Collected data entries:

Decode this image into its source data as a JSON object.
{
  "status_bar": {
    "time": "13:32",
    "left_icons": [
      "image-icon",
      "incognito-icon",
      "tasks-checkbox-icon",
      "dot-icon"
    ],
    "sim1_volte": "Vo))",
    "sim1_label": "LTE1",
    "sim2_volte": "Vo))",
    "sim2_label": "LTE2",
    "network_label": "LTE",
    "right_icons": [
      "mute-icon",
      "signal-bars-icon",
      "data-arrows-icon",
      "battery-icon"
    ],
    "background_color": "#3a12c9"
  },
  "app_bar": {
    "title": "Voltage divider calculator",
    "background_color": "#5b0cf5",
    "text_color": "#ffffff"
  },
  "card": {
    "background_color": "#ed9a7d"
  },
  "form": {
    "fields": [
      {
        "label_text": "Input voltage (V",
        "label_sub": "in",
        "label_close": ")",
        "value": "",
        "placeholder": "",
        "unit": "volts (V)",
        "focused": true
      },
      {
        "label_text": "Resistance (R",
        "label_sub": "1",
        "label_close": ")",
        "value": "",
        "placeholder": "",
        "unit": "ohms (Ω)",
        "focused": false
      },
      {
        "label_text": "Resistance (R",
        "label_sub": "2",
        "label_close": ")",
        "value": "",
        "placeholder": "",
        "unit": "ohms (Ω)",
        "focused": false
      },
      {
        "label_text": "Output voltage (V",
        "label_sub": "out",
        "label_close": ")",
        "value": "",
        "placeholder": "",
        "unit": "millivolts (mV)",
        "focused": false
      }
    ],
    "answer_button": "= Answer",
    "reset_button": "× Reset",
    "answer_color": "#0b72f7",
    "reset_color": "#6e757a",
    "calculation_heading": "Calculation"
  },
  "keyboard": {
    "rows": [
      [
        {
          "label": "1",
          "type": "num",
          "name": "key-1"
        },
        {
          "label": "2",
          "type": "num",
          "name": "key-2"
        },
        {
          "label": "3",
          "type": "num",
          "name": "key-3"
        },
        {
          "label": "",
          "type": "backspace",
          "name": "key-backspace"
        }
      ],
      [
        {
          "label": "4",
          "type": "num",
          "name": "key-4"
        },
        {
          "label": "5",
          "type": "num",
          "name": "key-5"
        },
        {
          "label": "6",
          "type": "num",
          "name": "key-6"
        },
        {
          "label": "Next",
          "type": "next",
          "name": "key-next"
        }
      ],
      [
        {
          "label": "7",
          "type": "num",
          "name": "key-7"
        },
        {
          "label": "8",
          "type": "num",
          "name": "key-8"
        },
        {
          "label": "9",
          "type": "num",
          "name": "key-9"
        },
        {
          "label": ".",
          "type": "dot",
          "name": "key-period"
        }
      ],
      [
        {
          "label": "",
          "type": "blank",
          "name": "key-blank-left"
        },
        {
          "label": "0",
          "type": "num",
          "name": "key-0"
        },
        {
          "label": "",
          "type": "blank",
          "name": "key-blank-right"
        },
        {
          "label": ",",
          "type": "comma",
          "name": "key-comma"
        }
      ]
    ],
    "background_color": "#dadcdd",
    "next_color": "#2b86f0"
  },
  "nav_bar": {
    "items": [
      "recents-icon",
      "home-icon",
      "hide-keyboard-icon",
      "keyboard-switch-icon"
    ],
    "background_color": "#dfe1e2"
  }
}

▶ What you are asked to do
Copy each entry exactly, with nothing added or dropped.

▶ Response to the task
Decode this image into its source data as a JSON object.
{
  "status_bar": {
    "time": "13:32",
    "left_icons": [
      "image-icon",
      "incognito-icon",
      "tasks-checkbox-icon",
      "dot-icon"
    ],
    "sim1_volte": "Vo))",
    "sim1_label": "LTE1",
    "sim2_volte": "Vo))",
    "sim2_label": "LTE2",
    "network_label": "LTE",
    "right_icons": [
      "mute-icon",
      "signal-bars-icon",
      "data-arrows-icon",
      "battery-icon"
    ],
    "background_color": "#3a12c9"
  },
  "app_bar": {
    "title": "Voltage divider calculator",
    "background_color": "#5b0cf5",
    "text_color": "#ffffff"
  },
  "card": {
    "background_color": "#ed9a7d"
  },
  "form": {
    "fields": [
      {
        "label_text": "Input voltage (V",
        "label_sub": "in",
        "label_close": ")",
        "value": "",
        "placeholder": "",
        "unit": "volts (V)",
        "focused": true
      },
      {
        "label_text": "Resistance (R",
        "label_sub": "1",
        "label_close": ")",
        "value": "",
        "placeholder": "",
        "unit": "ohms (Ω)",
        "focused": false
      },
      {
        "label_text": "Resistance (R",
        "label_sub": "2",
        "label_close": ")",
        "value": "",
        "placeholder": "",
        "unit": "ohms (Ω)",
        "focused": false
      },
      {
        "label_text": "Output voltage (V",
        "label_sub": "out",
        "label_close": ")",
        "value": "",
        "placeholder": "",
        "unit": "millivolts (mV)",
        "focused": false
      }
    ],
    "answer_button": "= Answer",
    "reset_button": "× Reset",
    "answer_color": "#0b72f7",
    "reset_color": "#6e757a",
    "calculation_heading": "Calculation"
  },
  "keyboard": {
    "rows": [
      [
        {
          "label": "1",
          "type": "num",
          "name": "key-1"
        },
        {
          "label": "2",
          "type": "num",
          "name": "key-2"
        },
        {
          "label": "3",
          "type": "num",
          "name": "key-3"
        },
        {
          "label": "",
          "type": "backspace",
          "name": "key-backspace"
        }
      ],
      [
        {
          "label": "4",
          "type": "num",
          "name": "key-4"
        },
        {
          "label": "5",
          "type": "num",
          "name": "key-5"
        },
        {
          "label": "6",
          "type": "num",
          "name": "key-6"
        },
        {
          "label": "Next",
          "type": "next",
          "name": "key-next"
        }
      ],
      [
        {
          "label": "7",
          "type": "num",
          "name": "key-7"
        },
        {
          "label": "8",
          "type": "num",
          "name": "key-8"
        },
        {
          "label": "9",
          "type": "num",
          "name": "key-9"
        },
        {
          "label": ".",
          "type": "dot",
          "name": "key-period"
        }
      ],
      [
        {
          "label": "",
          "type": "blank",
          "name": "key-blank-left"
        },
        {
          "label": "0",
          "type": "num",
          "name": "key-0"
        },
        {
          "label": "",
          "type": "blank",
          "name": "key-blank-right"
        },
        {
          "label": ",",
          "type": "comma",
          "name": "key-comma"
        }
      ]
    ],
    "background_color": "#dadcdd",
    "next_color": "#2b86f0"
  },
  "nav_bar": {
    "items": [
      "recents-icon",
      "home-icon",
      "hide-keyboard-icon",
      "keyboard-switch-icon"
    ],
    "background_color": "#dfe1e2"
  }
}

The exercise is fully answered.